The entries below are to be repeated exactly as they stand.

----- RECORD EXCERPTS -----

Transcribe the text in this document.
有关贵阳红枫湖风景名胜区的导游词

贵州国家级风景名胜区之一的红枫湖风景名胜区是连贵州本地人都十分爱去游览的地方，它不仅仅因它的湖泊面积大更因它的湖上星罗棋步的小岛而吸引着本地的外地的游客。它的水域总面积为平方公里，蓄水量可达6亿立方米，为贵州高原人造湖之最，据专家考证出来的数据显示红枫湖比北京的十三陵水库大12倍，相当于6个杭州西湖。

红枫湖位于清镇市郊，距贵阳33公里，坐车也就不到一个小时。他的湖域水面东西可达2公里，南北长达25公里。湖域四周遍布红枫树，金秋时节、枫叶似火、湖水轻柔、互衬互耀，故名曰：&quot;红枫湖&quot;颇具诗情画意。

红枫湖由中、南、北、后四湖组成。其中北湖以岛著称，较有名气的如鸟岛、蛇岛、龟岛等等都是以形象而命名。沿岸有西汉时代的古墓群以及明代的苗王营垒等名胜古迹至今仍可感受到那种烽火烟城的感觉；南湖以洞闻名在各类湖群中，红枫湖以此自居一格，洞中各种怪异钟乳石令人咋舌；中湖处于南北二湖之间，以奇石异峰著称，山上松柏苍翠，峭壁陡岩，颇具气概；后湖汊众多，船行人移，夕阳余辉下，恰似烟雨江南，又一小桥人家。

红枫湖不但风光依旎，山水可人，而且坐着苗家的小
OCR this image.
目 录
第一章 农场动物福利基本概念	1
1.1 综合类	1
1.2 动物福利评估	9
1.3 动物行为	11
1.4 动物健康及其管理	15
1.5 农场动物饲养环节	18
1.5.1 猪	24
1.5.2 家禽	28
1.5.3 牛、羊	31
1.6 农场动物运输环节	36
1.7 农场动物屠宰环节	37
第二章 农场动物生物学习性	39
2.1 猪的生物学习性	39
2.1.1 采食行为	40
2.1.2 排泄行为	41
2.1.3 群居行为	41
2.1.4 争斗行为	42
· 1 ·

-----

- COMPLETED TASK:
Transcribe the text in this document.
有关贵阳红枫湖风景名胜区的导游词

贵州国家级风景名胜区之一的红枫湖风景名胜区是连贵州本地人都十分爱去游览的地方，它不仅仅因它的湖泊面积大更因它的湖上星罗棋步的小岛而吸引着本地的外地的游客。它的水域总面积为平方公里，蓄水量可达6亿立方米，为贵州高原人造湖之最，据专家考证出来的数据显示红枫湖比北京的十三陵水库大12倍，相当于6个杭州西湖。

红枫湖位于清镇市郊，距贵阳33公里，坐车也就不到一个小时。他的湖域水面东西可达2公里，南北长达25公里。湖域四周遍布红枫树，金秋时节、枫叶似火、湖水轻柔、互衬互耀，故名曰：&quot;红枫湖&quot;颇具诗情画意。

红枫湖由中、南、北、后四湖组成。其中北湖以岛著称，较有名气的如鸟岛、蛇岛、龟岛等等都是以形象而命名。沿岸有西汉时代的古墓群以及明代的苗王营垒等名胜古迹至今仍可感受到那种烽火烟城的感觉；南湖以洞闻名在各类湖群中，红枫湖以此自居一格，洞中各种怪异钟乳石令人咋舌；中湖处于南北二湖之间，以奇石异峰著称，山上松柏苍翠，峭壁陡岩，颇具气概；后湖汊众多，船行人移，夕阳余辉下，恰似烟雨江南，又一小桥人家。

红枫湖不但风光依旎，山水可人，而且坐着苗家的小
OCR this image.
目 录
第一章 农场动物福利基本概念	1
1.1 综合类	1
1.2 动物福利评估	9
1.3 动物行为	11
1.4 动物健康及其管理	15
1.5 农场动物饲养环节	18
1.5.1 猪	24
1.5.2 家禽	28
1.5.3 牛、羊	31
1.6 农场动物运输环节	36
1.7 农场动物屠宰环节	37
第二章 农场动物生物学习性	39
2.1 猪的生物学习性	39
2.1.1 采食行为	40
2.1.2 排泄行为	41
2.1.3 群居行为	41
2.1.4 争斗行为	42
· 1 ·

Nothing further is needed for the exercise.